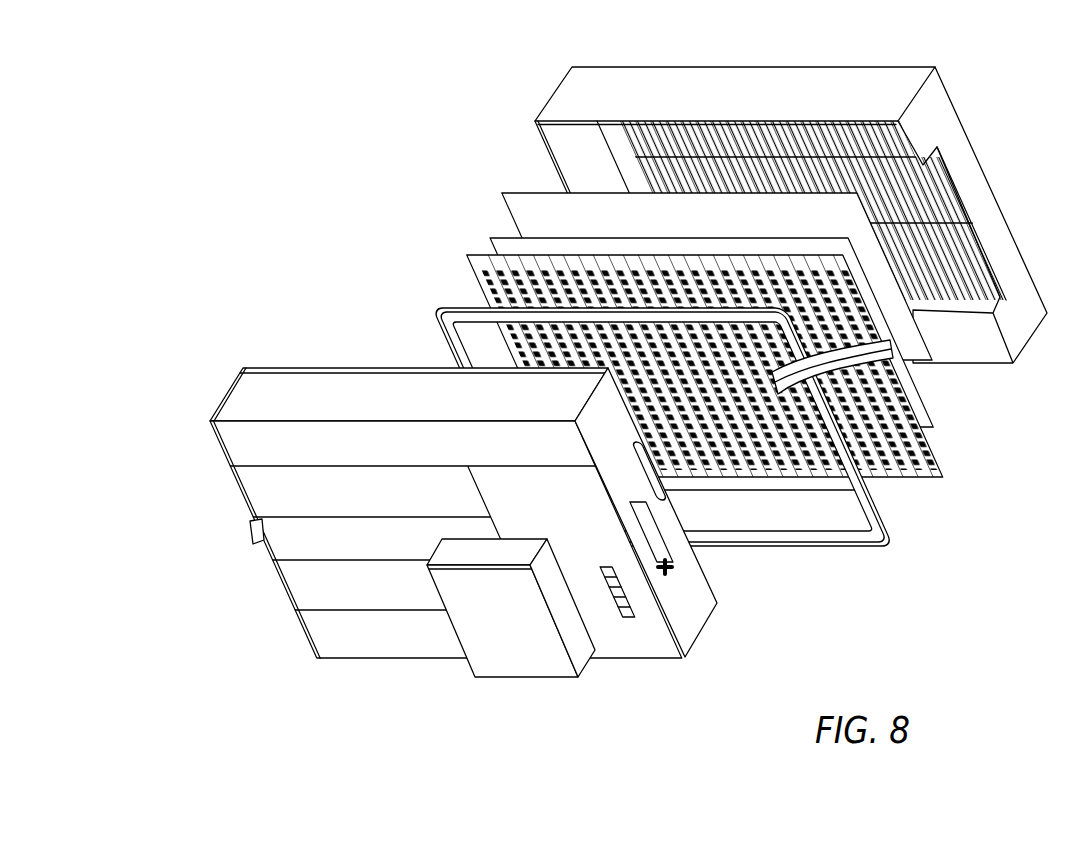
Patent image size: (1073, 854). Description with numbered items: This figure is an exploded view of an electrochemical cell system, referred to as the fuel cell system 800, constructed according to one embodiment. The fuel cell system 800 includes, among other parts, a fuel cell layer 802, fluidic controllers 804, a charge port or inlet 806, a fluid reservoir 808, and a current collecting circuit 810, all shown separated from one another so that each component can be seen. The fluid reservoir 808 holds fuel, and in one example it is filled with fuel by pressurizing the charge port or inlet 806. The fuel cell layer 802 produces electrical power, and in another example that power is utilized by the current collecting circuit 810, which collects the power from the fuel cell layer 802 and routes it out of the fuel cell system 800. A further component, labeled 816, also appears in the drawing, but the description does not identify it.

The fuel cell system 800 is at (617, 372).
The fuel cell layer 802 is at (949, 492).
The fluidic controllers 804 is at (713, 594).
The charge port or inlet 806 is at (249, 531).
The fluid reservoir 808 is at (261, 369).
The current collecting circuit 810 is at (892, 350).
The cell plate 816 is at (470, 271).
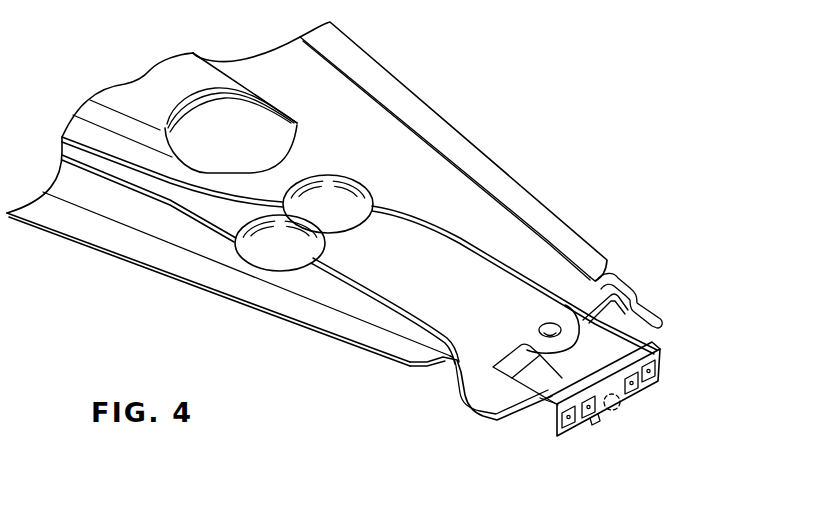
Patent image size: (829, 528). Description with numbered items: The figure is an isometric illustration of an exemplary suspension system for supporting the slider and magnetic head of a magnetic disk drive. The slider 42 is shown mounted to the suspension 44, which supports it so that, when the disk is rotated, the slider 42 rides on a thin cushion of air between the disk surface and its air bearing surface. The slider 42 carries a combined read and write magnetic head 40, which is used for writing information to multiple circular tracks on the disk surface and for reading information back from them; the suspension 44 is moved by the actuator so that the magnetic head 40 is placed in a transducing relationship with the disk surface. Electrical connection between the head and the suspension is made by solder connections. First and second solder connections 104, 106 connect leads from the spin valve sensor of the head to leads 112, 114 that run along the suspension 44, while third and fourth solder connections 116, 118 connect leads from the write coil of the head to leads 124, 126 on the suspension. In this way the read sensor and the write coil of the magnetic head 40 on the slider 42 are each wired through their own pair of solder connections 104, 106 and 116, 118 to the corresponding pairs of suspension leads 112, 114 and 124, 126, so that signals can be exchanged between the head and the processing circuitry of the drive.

The magnetic head 40 is at (617, 407).
The slider 42 is at (512, 425).
The suspension 44 is at (470, 140).
The first solder connection 104 is at (551, 430).
The second solder connection 106 is at (655, 366).
The lead 112 is at (348, 284).
The lead 114 is at (531, 262).
The third solder connection 116 is at (583, 420).
The fourth solder connection 118 is at (633, 389).
The lead 124 is at (392, 297).
The lead 126 is at (447, 235).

# [DIRECTIONS FOR THIS TASK]
Rewrite all of the records above, replacing "Patent image size" with "Drawing dimensions" everywhere it occurs and leaving everything else unchanged. Omit the pictures.

# [ANSWER TO THE TASK]
Drawing dimensions: (1073, 854). Description with numbered items: This figure is an exploded view of an electrochemical cell system, referred to as the fuel cell system 800, constructed according to one embodiment. The fuel cell system 800 includes, among other parts, a fuel cell layer 802, fluidic controllers 804, a charge port or inlet 806, a fluid reservoir 808, and a current collecting circuit 810, all shown separated from one another so that each component can be seen. The fluid reservoir 808 holds fuel, and in one example it is filled with fuel by pressurizing the charge port or inlet 806. The fuel cell layer 802 produces electrical power, and in another example that power is utilized by the current collecting circuit 810, which collects the power from the fuel cell layer 802 and routes it out of the fuel cell system 800. A further component, labeled 816, also appears in the drawing, but the description does not identify it.

The fuel cell system 800 is at (617, 372).
The fuel cell layer 802 is at (949, 492).
The fluidic controllers 804 is at (713, 594).
The charge port or inlet 806 is at (249, 531).
The fluid reservoir 808 is at (261, 369).
The current collecting circuit 810 is at (892, 350).
The cell plate 816 is at (470, 271).
Drawing dimensions: (829, 528). Description with numbered items: The figure is an isometric illustration of an exemplary suspension system for supporting the slider and magnetic head of a magnetic disk drive. The slider 42 is shown mounted to the suspension 44, which supports it so that, when the disk is rotated, the slider 42 rides on a thin cushion of air between the disk surface and its air bearing surface. The slider 42 carries a combined read and write magnetic head 40, which is used for writing information to multiple circular tracks on the disk surface and for reading information back from them; the suspension 44 is moved by the actuator so that the magnetic head 40 is placed in a transducing relationship with the disk surface. Electrical connection between the head and the suspension is made by solder connections. First and second solder connections 104, 106 connect leads from the spin valve sensor of the head to leads 112, 114 that run along the suspension 44, while third and fourth solder connections 116, 118 connect leads from the write coil of the head to leads 124, 126 on the suspension. In this way the read sensor and the write coil of the magnetic head 40 on the slider 42 are each wired through their own pair of solder connections 104, 106 and 116, 118 to the corresponding pairs of suspension leads 112, 114 and 124, 126, so that signals can be exchanged between the head and the processing circuitry of the drive.

The magnetic head 40 is at (617, 407).
The slider 42 is at (512, 425).
The suspension 44 is at (470, 140).
The first solder connection 104 is at (551, 430).
The second solder connection 106 is at (655, 366).
The lead 112 is at (348, 284).
The lead 114 is at (531, 262).
The third solder connection 116 is at (583, 420).
The fourth solder connection 118 is at (633, 389).
The lead 124 is at (392, 297).
The lead 126 is at (447, 235).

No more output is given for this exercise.